[Start Source material]
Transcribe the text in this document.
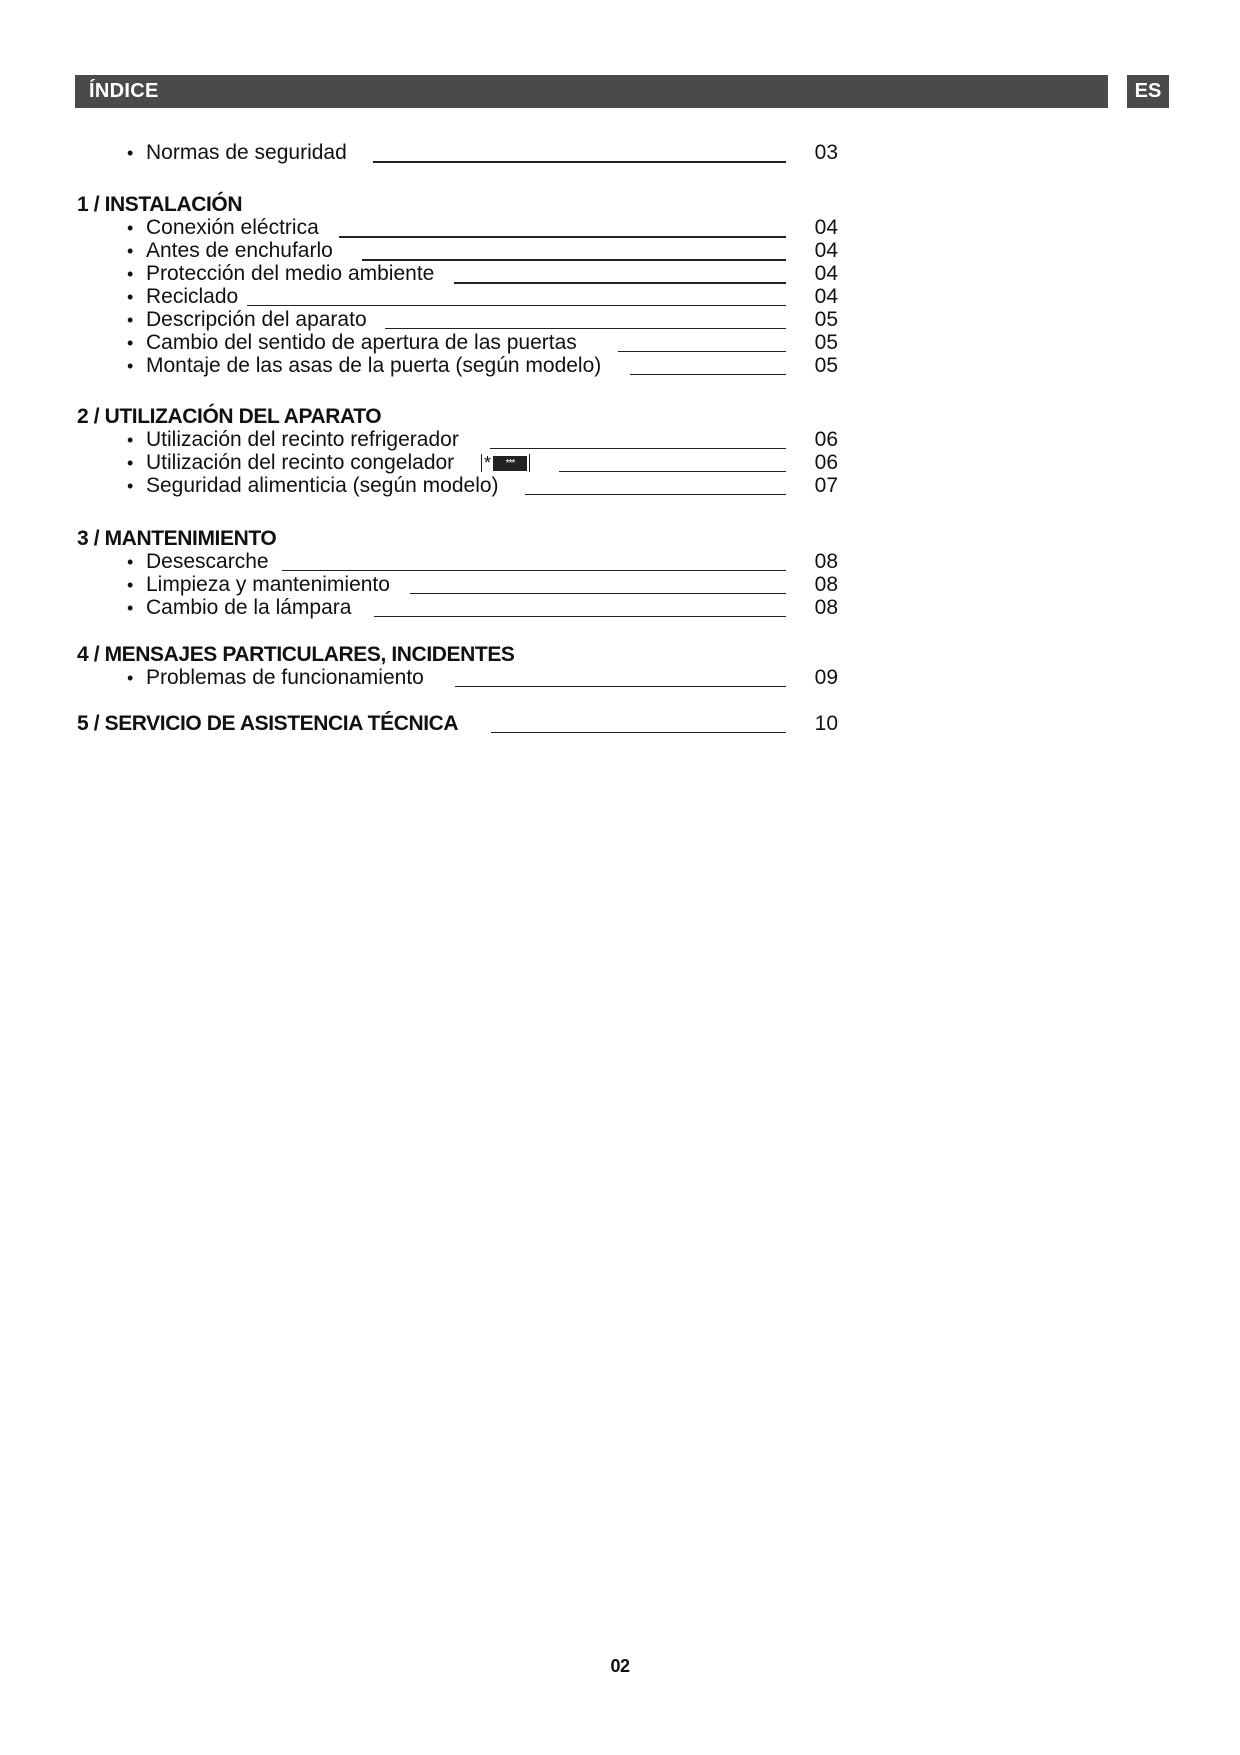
ÍNDICE	ES
• Normas de seguridad	03
1 / INSTALACIÓN
• Conexión eléctrica	04
• Antes de enchufarlo	04
• Protección del medio ambiente	04
• Reciclado	04
• Descripción del aparato	05
• Cambio del sentido de apertura de las puertas	05
• Montaje de las asas de la puerta (según modelo)	05
2 / UTILIZACIÓN DEL APARATO
• Utilización del recinto refrigerador	06
• Utilización del recinto congelador *	***	06
• Seguridad alimenticia (según modelo)	07
3 / MANTENIMIENTO
• Desescarche	08
• Limpieza y mantenimiento	08
• Cambio de la lámpara	08
4 / MENSAJES PARTICULARES, INCIDENTES
• Problemas de funcionamiento	09
5 / SERVICIO DE ASISTENCIA TÉCNICA	10
02
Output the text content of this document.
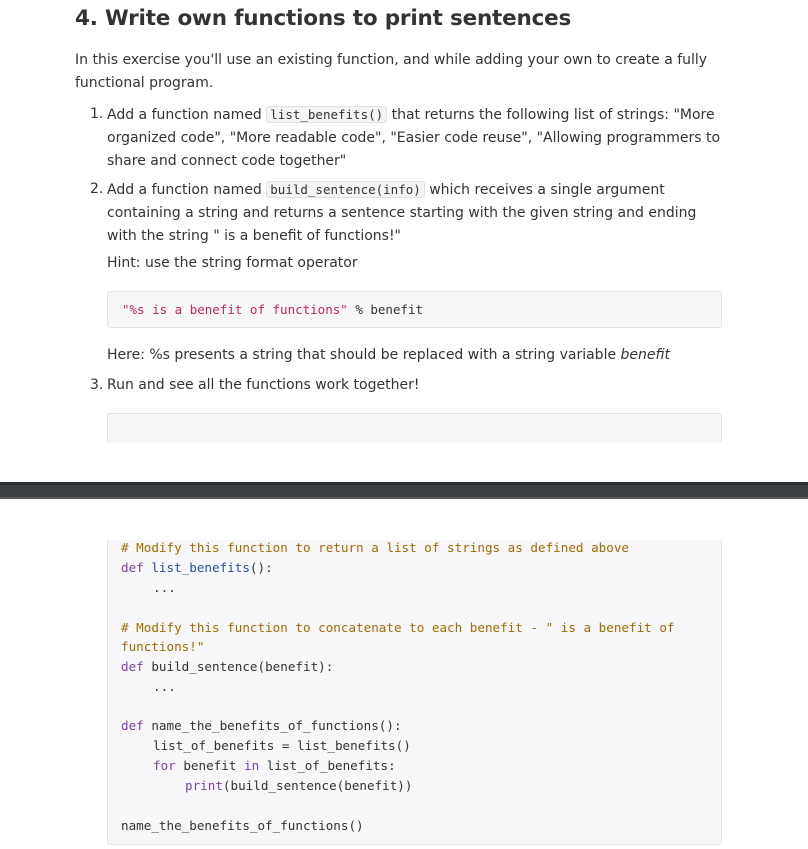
4. Write own functions to print sentences

In this exercise you'll use an existing function, and while adding your own to create a fully functional program.

1. Add a function named list_benefits() that returns the following list of strings: "More organized code", "More readable code", "Easier code reuse", "Allowing programmers to share and connect code together"
2. Add a function named build_sentence(info) which receives a single argument containing a string and returns a sentence starting with the given string and ending with the string " is a benefit of functions!"
Hint: use the string format operator
"%s is a benefit of functions" % benefit
Here: %s presents a string that should be replaced with a string variable benefit
3. Run and see all the functions work together!
# Modify this function to return a list of strings as defined above
def list_benefits():
...
# Modify this function to concatenate to each benefit - " is a benefit of
functions!"
def build_sentence(benefit):
...
def name_the_benefits_of_functions():
list_of_benefits = list_benefits()
for benefit in list_of_benefits:
print(build_sentence(benefit))
name_the_benefits_of_functions()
[End Source material]
◆ Exercise description
Copy all lines from the material that hold "según".

◆ Worked answer
• Montaje de las asas de la puerta (según modelo)	05
• Seguridad alimenticia (según modelo)	07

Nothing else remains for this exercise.